[Records from a dataset]
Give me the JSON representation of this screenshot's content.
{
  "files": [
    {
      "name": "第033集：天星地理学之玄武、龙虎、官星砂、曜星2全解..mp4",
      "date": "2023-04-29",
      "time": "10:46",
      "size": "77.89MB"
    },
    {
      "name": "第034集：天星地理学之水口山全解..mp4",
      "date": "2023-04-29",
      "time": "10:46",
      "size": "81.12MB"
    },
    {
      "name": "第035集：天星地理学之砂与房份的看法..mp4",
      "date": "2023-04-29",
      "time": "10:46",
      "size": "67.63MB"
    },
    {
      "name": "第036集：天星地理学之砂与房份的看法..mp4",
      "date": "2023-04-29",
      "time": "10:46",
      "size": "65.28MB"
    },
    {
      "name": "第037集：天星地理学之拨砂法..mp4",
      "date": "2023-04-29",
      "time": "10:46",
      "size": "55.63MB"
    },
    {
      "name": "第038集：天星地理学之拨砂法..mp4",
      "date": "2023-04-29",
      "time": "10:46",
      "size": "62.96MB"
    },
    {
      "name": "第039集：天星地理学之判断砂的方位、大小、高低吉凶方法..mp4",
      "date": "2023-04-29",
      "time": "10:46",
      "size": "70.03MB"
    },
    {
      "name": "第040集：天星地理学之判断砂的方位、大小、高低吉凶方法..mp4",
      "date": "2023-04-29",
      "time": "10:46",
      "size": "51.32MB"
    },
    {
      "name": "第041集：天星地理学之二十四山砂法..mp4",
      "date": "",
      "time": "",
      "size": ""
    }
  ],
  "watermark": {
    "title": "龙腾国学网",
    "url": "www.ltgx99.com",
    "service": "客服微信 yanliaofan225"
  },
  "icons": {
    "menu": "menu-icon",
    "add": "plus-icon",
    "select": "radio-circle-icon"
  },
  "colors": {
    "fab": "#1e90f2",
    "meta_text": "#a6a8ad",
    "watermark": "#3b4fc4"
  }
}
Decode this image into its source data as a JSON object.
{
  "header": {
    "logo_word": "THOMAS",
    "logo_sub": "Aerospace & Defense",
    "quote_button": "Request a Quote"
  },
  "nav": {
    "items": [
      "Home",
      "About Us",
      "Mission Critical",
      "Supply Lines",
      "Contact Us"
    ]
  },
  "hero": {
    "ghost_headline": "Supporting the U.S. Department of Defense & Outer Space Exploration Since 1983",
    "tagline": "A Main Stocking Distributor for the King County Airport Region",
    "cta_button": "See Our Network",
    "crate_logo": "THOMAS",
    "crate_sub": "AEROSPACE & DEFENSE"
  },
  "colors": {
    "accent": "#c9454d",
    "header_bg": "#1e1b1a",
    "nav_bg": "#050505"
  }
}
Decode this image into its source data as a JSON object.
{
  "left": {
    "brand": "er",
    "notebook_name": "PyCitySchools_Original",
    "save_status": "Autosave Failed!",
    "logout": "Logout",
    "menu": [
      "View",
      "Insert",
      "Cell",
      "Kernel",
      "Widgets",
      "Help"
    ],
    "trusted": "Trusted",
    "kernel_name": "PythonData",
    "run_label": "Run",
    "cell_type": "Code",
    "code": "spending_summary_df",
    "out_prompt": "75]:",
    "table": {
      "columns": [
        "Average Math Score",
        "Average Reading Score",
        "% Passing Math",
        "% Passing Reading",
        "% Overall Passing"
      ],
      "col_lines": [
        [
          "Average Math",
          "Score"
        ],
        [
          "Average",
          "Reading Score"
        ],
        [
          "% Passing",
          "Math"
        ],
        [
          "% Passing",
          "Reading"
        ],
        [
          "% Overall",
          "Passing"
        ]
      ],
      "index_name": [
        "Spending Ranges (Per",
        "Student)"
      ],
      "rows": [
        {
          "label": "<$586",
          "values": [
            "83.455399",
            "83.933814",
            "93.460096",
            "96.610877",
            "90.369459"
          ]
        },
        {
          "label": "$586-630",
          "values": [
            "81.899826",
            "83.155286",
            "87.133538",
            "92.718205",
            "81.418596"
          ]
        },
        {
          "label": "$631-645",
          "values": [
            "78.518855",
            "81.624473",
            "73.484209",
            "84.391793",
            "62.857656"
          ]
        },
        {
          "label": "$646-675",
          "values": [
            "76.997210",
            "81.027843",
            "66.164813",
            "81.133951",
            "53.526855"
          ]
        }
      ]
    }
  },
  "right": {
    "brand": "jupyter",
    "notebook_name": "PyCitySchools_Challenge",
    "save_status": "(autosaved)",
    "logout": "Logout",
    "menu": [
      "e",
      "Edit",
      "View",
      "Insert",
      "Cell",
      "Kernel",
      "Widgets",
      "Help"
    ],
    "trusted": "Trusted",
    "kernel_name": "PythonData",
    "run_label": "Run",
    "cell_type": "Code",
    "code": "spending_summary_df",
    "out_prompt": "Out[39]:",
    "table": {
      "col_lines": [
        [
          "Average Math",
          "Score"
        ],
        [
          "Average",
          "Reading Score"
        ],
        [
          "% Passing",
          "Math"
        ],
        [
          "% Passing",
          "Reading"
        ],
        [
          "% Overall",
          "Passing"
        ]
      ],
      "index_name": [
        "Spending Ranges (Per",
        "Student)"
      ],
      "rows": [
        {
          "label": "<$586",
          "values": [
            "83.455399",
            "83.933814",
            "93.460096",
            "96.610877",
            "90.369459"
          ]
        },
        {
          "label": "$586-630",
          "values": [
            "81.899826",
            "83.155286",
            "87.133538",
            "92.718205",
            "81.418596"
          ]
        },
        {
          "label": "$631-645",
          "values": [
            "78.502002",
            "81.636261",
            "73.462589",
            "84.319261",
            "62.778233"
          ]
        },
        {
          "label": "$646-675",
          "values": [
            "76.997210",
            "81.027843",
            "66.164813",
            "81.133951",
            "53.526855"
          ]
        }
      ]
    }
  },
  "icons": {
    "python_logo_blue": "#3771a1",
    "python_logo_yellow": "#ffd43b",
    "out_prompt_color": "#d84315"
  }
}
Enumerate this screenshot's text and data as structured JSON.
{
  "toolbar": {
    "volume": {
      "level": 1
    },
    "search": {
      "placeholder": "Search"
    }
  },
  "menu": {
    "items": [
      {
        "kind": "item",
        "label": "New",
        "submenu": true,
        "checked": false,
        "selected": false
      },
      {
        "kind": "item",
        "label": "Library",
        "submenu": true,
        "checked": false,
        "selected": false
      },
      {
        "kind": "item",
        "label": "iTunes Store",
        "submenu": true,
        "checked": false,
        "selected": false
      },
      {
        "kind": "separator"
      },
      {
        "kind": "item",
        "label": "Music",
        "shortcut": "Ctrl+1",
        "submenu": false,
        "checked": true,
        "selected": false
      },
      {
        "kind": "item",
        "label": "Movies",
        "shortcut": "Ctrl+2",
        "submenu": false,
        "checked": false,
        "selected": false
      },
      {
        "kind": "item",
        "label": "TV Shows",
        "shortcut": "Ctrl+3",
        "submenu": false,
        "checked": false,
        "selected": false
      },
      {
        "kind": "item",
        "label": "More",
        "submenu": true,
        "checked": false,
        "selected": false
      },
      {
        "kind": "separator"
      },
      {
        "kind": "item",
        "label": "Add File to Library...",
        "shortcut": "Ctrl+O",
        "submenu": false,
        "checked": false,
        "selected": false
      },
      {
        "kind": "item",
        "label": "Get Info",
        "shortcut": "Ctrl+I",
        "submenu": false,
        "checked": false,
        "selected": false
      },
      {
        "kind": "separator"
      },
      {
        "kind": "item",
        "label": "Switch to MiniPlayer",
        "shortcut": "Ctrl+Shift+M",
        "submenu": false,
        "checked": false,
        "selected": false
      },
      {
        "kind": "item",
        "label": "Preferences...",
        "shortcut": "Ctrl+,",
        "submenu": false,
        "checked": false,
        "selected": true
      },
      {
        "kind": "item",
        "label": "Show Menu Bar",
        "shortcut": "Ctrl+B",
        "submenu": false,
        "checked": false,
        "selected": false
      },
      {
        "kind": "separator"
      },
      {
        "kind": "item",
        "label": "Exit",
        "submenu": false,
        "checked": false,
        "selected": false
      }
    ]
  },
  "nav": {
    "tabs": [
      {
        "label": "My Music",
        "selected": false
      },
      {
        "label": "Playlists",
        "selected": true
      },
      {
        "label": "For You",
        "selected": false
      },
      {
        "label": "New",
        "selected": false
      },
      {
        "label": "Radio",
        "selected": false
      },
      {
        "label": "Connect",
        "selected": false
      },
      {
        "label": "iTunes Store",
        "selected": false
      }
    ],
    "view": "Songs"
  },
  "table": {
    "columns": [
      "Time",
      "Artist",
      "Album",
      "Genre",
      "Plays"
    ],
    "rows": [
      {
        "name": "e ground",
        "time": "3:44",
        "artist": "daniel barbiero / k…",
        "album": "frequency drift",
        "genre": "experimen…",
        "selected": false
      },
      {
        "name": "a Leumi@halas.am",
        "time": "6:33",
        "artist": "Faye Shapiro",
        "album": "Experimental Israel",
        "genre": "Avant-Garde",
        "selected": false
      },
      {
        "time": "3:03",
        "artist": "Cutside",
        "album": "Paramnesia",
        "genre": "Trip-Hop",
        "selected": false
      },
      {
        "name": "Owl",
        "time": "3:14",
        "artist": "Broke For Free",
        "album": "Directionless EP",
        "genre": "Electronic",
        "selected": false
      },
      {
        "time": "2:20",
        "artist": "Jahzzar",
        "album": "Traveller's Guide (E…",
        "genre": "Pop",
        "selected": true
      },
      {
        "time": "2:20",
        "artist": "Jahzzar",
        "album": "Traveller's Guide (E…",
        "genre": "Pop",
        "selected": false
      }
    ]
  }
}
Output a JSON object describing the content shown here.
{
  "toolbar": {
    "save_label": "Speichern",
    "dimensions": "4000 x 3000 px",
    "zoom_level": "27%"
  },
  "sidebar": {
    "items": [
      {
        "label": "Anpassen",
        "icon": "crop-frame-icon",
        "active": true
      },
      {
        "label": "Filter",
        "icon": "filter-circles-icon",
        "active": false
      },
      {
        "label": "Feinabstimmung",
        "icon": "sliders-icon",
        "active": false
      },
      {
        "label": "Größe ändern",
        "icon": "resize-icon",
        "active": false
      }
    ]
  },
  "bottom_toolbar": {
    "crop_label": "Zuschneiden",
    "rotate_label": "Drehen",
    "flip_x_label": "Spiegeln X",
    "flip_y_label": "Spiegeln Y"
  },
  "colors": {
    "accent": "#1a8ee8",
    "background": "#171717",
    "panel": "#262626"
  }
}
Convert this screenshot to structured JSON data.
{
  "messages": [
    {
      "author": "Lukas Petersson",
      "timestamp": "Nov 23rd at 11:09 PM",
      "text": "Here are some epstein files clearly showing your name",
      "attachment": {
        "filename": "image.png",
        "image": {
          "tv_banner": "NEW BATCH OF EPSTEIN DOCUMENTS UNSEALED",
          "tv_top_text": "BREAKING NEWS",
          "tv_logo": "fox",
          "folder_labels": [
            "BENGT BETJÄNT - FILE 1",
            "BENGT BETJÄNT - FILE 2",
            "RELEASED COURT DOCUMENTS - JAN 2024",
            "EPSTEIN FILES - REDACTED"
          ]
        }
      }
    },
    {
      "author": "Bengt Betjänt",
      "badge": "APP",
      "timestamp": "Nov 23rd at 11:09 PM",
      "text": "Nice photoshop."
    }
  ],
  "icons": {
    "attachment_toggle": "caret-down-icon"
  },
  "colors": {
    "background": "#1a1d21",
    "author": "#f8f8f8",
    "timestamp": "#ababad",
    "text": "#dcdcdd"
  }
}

**Exercise goal**
Begin at the line containing "Convert this screenshot" and reproduce each line through the end of the records above.

**Exercise response**
Convert this screenshot to structured JSON data.
{
  "messages": [
    {
      "author": "Lukas Petersson",
      "timestamp": "Nov 23rd at 11:09 PM",
      "text": "Here are some epstein files clearly showing your name",
      "attachment": {
        "filename": "image.png",
        "image": {
          "tv_banner": "NEW BATCH OF EPSTEIN DOCUMENTS UNSEALED",
          "tv_top_text": "BREAKING NEWS",
          "tv_logo": "fox",
          "folder_labels": [
            "BENGT BETJÄNT - FILE 1",
            "BENGT BETJÄNT - FILE 2",
            "RELEASED COURT DOCUMENTS - JAN 2024",
            "EPSTEIN FILES - REDACTED"
          ]
        }
      }
    },
    {
      "author": "Bengt Betjänt",
      "badge": "APP",
      "timestamp": "Nov 23rd at 11:09 PM",
      "text": "Nice photoshop."
    }
  ],
  "icons": {
    "attachment_toggle": "caret-down-icon"
  },
  "colors": {
    "background": "#1a1d21",
    "author": "#f8f8f8",
    "timestamp": "#ababad",
    "text": "#dcdcdd"
  }
}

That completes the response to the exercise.